*What this task involves:* Print out every record exactly as it appears.

(Collected data entries)
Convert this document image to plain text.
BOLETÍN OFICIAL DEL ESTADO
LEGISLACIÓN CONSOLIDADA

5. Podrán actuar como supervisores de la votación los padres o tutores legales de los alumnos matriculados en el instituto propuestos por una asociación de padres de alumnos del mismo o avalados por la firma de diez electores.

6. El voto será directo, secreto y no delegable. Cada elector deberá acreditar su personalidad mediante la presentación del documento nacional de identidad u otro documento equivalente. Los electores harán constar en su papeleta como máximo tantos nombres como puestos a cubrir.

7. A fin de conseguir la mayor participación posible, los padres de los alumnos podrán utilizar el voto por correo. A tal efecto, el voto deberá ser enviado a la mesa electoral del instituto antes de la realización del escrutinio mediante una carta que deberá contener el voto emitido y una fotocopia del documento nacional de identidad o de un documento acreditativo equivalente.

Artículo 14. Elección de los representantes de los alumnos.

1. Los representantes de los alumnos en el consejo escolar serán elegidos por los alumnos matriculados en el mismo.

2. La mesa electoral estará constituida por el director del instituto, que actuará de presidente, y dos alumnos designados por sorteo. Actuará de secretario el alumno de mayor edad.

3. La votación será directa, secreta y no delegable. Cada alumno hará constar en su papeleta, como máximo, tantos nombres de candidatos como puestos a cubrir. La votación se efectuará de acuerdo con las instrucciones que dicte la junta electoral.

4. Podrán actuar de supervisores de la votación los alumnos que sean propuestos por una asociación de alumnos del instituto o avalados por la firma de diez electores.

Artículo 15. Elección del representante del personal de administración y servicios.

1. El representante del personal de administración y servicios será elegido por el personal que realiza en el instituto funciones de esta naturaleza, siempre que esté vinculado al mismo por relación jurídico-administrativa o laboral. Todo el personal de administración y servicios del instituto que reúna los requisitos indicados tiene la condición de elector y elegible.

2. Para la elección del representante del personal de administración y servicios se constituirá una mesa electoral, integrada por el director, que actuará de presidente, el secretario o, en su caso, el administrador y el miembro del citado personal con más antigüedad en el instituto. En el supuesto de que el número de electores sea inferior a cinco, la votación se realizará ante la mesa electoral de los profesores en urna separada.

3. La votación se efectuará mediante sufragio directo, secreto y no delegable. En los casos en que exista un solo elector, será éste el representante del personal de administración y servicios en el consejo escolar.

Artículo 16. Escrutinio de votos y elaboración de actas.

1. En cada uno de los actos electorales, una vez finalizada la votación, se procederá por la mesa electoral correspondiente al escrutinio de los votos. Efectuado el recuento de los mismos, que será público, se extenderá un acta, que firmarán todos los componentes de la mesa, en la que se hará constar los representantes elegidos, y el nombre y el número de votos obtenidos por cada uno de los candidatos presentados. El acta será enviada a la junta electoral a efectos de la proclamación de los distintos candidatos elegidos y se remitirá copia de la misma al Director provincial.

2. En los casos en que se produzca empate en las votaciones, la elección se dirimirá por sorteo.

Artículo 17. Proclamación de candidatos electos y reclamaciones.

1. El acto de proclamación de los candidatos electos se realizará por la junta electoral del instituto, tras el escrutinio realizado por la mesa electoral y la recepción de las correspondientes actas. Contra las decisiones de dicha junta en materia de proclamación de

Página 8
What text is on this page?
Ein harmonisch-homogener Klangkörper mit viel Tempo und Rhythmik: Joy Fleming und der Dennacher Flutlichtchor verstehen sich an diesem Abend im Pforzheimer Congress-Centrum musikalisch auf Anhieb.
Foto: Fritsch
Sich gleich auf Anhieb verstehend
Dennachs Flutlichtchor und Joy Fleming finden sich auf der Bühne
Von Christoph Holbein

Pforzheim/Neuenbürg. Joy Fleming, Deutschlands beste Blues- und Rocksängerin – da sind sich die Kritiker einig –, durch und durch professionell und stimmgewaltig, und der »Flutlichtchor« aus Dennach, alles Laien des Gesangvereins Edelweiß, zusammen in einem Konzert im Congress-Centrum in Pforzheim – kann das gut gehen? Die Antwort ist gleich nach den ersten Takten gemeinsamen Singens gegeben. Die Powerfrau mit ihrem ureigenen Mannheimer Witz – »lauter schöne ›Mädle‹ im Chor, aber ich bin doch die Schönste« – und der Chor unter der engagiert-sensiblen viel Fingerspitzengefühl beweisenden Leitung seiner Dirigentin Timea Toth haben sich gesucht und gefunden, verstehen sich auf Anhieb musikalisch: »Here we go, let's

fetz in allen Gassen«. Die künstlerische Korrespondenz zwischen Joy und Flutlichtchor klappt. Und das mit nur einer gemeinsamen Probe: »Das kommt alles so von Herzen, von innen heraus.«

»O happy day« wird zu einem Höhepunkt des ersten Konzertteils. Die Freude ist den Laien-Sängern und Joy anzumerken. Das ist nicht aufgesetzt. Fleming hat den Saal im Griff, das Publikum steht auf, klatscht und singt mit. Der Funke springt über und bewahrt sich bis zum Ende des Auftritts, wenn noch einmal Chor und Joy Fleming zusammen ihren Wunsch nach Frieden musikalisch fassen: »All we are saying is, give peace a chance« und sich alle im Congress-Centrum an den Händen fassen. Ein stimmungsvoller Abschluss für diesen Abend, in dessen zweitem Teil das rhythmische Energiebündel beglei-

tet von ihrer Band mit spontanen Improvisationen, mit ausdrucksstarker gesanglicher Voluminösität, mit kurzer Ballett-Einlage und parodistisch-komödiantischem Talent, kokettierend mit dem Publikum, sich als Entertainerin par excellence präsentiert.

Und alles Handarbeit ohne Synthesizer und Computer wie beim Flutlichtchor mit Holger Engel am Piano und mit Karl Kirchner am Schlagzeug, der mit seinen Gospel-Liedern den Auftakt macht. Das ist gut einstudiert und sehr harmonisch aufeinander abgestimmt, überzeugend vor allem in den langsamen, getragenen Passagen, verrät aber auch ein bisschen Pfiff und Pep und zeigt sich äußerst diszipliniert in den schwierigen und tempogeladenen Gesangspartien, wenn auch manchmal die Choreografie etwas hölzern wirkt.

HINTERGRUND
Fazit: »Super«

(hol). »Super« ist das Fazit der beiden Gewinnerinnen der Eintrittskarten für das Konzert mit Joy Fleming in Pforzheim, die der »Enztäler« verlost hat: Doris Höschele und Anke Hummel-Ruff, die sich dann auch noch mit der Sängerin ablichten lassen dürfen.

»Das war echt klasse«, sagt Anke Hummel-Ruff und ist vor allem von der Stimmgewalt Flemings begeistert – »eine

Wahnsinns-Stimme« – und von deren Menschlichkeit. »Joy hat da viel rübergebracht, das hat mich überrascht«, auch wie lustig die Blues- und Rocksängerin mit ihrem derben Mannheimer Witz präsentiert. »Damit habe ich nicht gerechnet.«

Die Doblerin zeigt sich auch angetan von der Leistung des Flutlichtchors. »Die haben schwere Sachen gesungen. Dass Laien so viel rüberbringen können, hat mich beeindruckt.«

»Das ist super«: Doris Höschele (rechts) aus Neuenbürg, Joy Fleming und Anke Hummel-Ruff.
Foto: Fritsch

*Correct response:*
Convert this document image to plain text.
BOLETÍN OFICIAL DEL ESTADO
LEGISLACIÓN CONSOLIDADA

5. Podrán actuar como supervisores de la votación los padres o tutores legales de los alumnos matriculados en el instituto propuestos por una asociación de padres de alumnos del mismo o avalados por la firma de diez electores.

6. El voto será directo, secreto y no delegable. Cada elector deberá acreditar su personalidad mediante la presentación del documento nacional de identidad u otro documento equivalente. Los electores harán constar en su papeleta como máximo tantos nombres como puestos a cubrir.

7. A fin de conseguir la mayor participación posible, los padres de los alumnos podrán utilizar el voto por correo. A tal efecto, el voto deberá ser enviado a la mesa electoral del instituto antes de la realización del escrutinio mediante una carta que deberá contener el voto emitido y una fotocopia del documento nacional de identidad o de un documento acreditativo equivalente.

Artículo 14. Elección de los representantes de los alumnos.

1. Los representantes de los alumnos en el consejo escolar serán elegidos por los alumnos matriculados en el mismo.

2. La mesa electoral estará constituida por el director del instituto, que actuará de presidente, y dos alumnos designados por sorteo. Actuará de secretario el alumno de mayor edad.

3. La votación será directa, secreta y no delegable. Cada alumno hará constar en su papeleta, como máximo, tantos nombres de candidatos como puestos a cubrir. La votación se efectuará de acuerdo con las instrucciones que dicte la junta electoral.

4. Podrán actuar de supervisores de la votación los alumnos que sean propuestos por una asociación de alumnos del instituto o avalados por la firma de diez electores.

Artículo 15. Elección del representante del personal de administración y servicios.

1. El representante del personal de administración y servicios será elegido por el personal que realiza en el instituto funciones de esta naturaleza, siempre que esté vinculado al mismo por relación jurídico-administrativa o laboral. Todo el personal de administración y servicios del instituto que reúna los requisitos indicados tiene la condición de elector y elegible.

2. Para la elección del representante del personal de administración y servicios se constituirá una mesa electoral, integrada por el director, que actuará de presidente, el secretario o, en su caso, el administrador y el miembro del citado personal con más antigüedad en el instituto. En el supuesto de que el número de electores sea inferior a cinco, la votación se realizará ante la mesa electoral de los profesores en urna separada.

3. La votación se efectuará mediante sufragio directo, secreto y no delegable. En los casos en que exista un solo elector, será éste el representante del personal de administración y servicios en el consejo escolar.

Artículo 16. Escrutinio de votos y elaboración de actas.

1. En cada uno de los actos electorales, una vez finalizada la votación, se procederá por la mesa electoral correspondiente al escrutinio de los votos. Efectuado el recuento de los mismos, que será público, se extenderá un acta, que firmarán todos los componentes de la mesa, en la que se hará constar los representantes elegidos, y el nombre y el número de votos obtenidos por cada uno de los candidatos presentados. El acta será enviada a la junta electoral a efectos de la proclamación de los distintos candidatos elegidos y se remitirá copia de la misma al Director provincial.

2. En los casos en que se produzca empate en las votaciones, la elección se dirimirá por sorteo.

Artículo 17. Proclamación de candidatos electos y reclamaciones.

1. El acto de proclamación de los candidatos electos se realizará por la junta electoral del instituto, tras el escrutinio realizado por la mesa electoral y la recepción de las correspondientes actas. Contra las decisiones de dicha junta en materia de proclamación de

Página 8
What text is on this page?
Ein harmonisch-homogener Klangkörper mit viel Tempo und Rhythmik: Joy Fleming und der Dennacher Flutlichtchor verstehen sich an diesem Abend im Pforzheimer Congress-Centrum musikalisch auf Anhieb.
Foto: Fritsch
Sich gleich auf Anhieb verstehend
Dennachs Flutlichtchor und Joy Fleming finden sich auf der Bühne
Von Christoph Holbein

Pforzheim/Neuenbürg. Joy Fleming, Deutschlands beste Blues- und Rocksängerin – da sind sich die Kritiker einig –, durch und durch professionell und stimmgewaltig, und der »Flutlichtchor« aus Dennach, alles Laien des Gesangvereins Edelweiß, zusammen in einem Konzert im Congress-Centrum in Pforzheim – kann das gut gehen? Die Antwort ist gleich nach den ersten Takten gemeinsamen Singens gegeben. Die Powerfrau mit ihrem ureigenen Mannheimer Witz – »lauter schöne ›Mädle‹ im Chor, aber ich bin doch die Schönste« – und der Chor unter der engagiert-sensiblen viel Fingerspitzengefühl beweisenden Leitung seiner Dirigentin Timea Toth haben sich gesucht und gefunden, verstehen sich auf Anhieb musikalisch: »Here we go, let's

fetz in allen Gassen«. Die künstlerische Korrespondenz zwischen Joy und Flutlichtchor klappt. Und das mit nur einer gemeinsamen Probe: »Das kommt alles so von Herzen, von innen heraus.«

»O happy day« wird zu einem Höhepunkt des ersten Konzertteils. Die Freude ist den Laien-Sängern und Joy anzumerken. Das ist nicht aufgesetzt. Fleming hat den Saal im Griff, das Publikum steht auf, klatscht und singt mit. Der Funke springt über und bewahrt sich bis zum Ende des Auftritts, wenn noch einmal Chor und Joy Fleming zusammen ihren Wunsch nach Frieden musikalisch fassen: »All we are saying is, give peace a chance« und sich alle im Congress-Centrum an den Händen fassen. Ein stimmungsvoller Abschluss für diesen Abend, in dessen zweitem Teil das rhythmische Energiebündel beglei-

tet von ihrer Band mit spontanen Improvisationen, mit ausdrucksstarker gesanglicher Voluminösität, mit kurzer Ballett-Einlage und parodistisch-komödiantischem Talent, kokettierend mit dem Publikum, sich als Entertainerin par excellence präsentiert.

Und alles Handarbeit ohne Synthesizer und Computer wie beim Flutlichtchor mit Holger Engel am Piano und mit Karl Kirchner am Schlagzeug, der mit seinen Gospel-Liedern den Auftakt macht. Das ist gut einstudiert und sehr harmonisch aufeinander abgestimmt, überzeugend vor allem in den langsamen, getragenen Passagen, verrät aber auch ein bisschen Pfiff und Pep und zeigt sich äußerst diszipliniert in den schwierigen und tempogeladenen Gesangspartien, wenn auch manchmal die Choreografie etwas hölzern wirkt.

HINTERGRUND
Fazit: »Super«

(hol). »Super« ist das Fazit der beiden Gewinnerinnen der Eintrittskarten für das Konzert mit Joy Fleming in Pforzheim, die der »Enztäler« verlost hat: Doris Höschele und Anke Hummel-Ruff, die sich dann auch noch mit der Sängerin ablichten lassen dürfen.

»Das war echt klasse«, sagt Anke Hummel-Ruff und ist vor allem von der Stimmgewalt Flemings begeistert – »eine

Wahnsinns-Stimme« – und von deren Menschlichkeit. »Joy hat da viel rübergebracht, das hat mich überrascht«, auch wie lustig die Blues- und Rocksängerin mit ihrem derben Mannheimer Witz präsentiert. »Damit habe ich nicht gerechnet.«

Die Doblerin zeigt sich auch angetan von der Leistung des Flutlichtchors. »Die haben schwere Sachen gesungen. Dass Laien so viel rüberbringen können, hat mich beeindruckt.«

»Das ist super«: Doris Höschele (rechts) aus Neuenbürg, Joy Fleming und Anke Hummel-Ruff.
Foto: Fritsch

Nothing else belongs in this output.